◆ **DOCUMENT EXCERPT**:
Franklin’s common sense applies today, particularly to Big Tech’s intolerance of political viewpoints they disagree with and corporations like the MLB that take political sides.
“Printers are educated in the belief that when men differ in opinion, both sides ought equally to have the advantage of being heard by the public,” Franklin wrote.
Franklin set the standard for fair play, that truth and evidence would win over error and falsehoods.
What happens when multiple viewpoints are heard?
“That when truth and error have fair play, the former is always an overmatch for the latter.”
With these words, Franklin set the standard for fair play, that truth and evidence would win over error and falsehoods. His printing presses were the neutral referee.
“Being thus continually employ’d in serving all parties, printers naturally acquire a vast unconcernedness as to the right or wrong opinions contain’d in what they print,” he explained of the need for tolerance.
“They print things full of spleen and animosity, with the utmost calmness and indifference, and without the least ill-will to the persons reflected on.”
Unlike Big Tech, Franklin viewed his role like a telecom utility today, a means for allowing others to communicate without controlling the content.
“That it is unreasonable to imagine printers approve of everything they print, and to censure them on any particular thing accordingly; since in the way of their business they print such great variety of things opposite and contradictory.”
What would happen if publishers only printed material they agreed with?

◆ **INFORMATION SHOWN**:
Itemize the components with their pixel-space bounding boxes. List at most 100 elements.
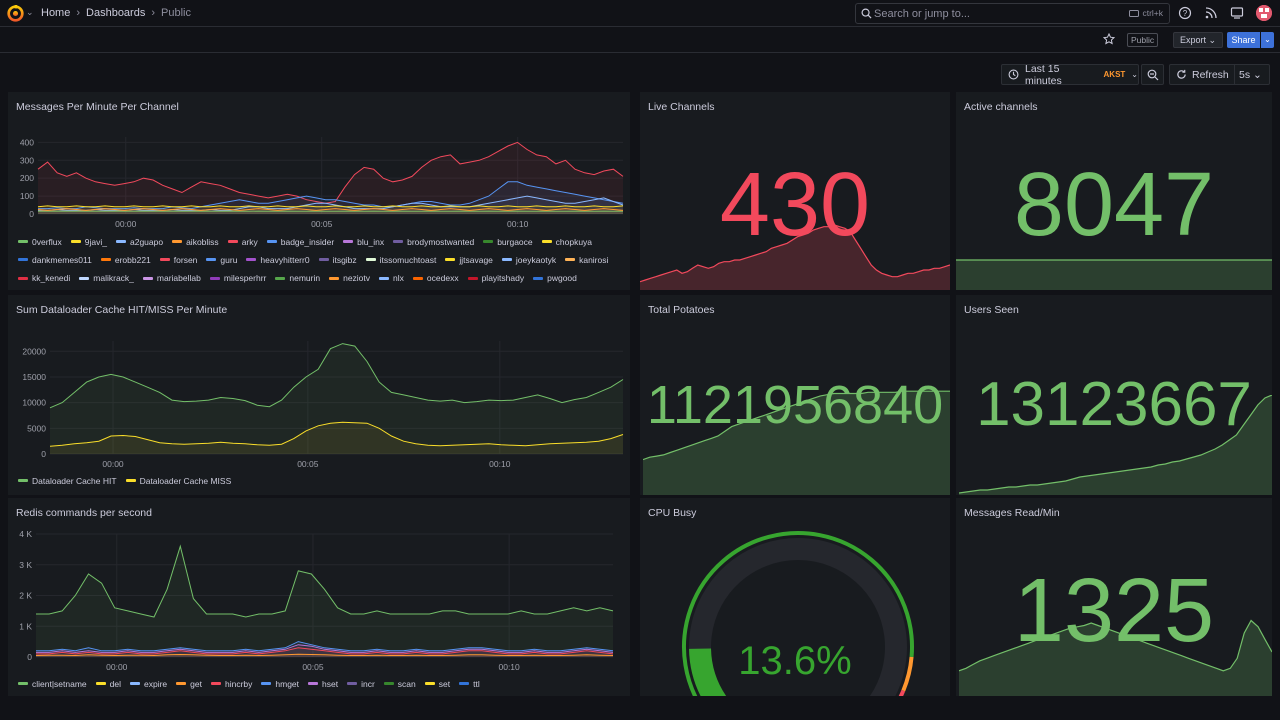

◆ **PROBLEMS**:
1/ In the text on Franklin and printers, why does Franklin say it is unreasonable to censure printers for any particular thing they print? Answer in one to three sentences.
2/ Shorten the paragraph beginning "With these words, Franklin set the standard" from the text on Franklin and printers into a single sentence that keeps its main facts.
3/ Pick up the text on Franklin and printers after its final sentence and keep writing.
The material isn't needed for this.

◆ **TASK-BY-TASK ANSWERS**:
1/ Franklin says it is unreasonable because, in the course of their business, printers print a great variety of things that are opposite and contradictory. They cannot be taken to approve of everything they print.

2/ Franklin's words set a standard of fair play in which truth and evidence win over error and falsehood, with his printing presses acting as the neutral referee.

3/
“An end would thereby be put to free writing, and the world would afterwards have nothing to read but what happen’d to be the opinions of printers.”
Freedom of speech would end and the world would only know one point of view: the view of those controlling publications. That is why cancel culture is so dangerous.
Franklin avoided items that would “do real injury to any person, how much soever I have been solicited, and tempted with offers of great pay.”
Franklin would not be canceled. He fought back. “I shall continue my business. I shall not burn my press and melt my letters.”
We are the beneficiaries of Franklin’s decision to press forward with his presses. From conducting lightning experiments to calling King George III a tyrant in the Declaration of Independence, Franklin excelled in too many subjects to name. His final message to Congress was a February 1790 petition to abolish slavery and “devise means for removing the inconsistency from the character of the American people.”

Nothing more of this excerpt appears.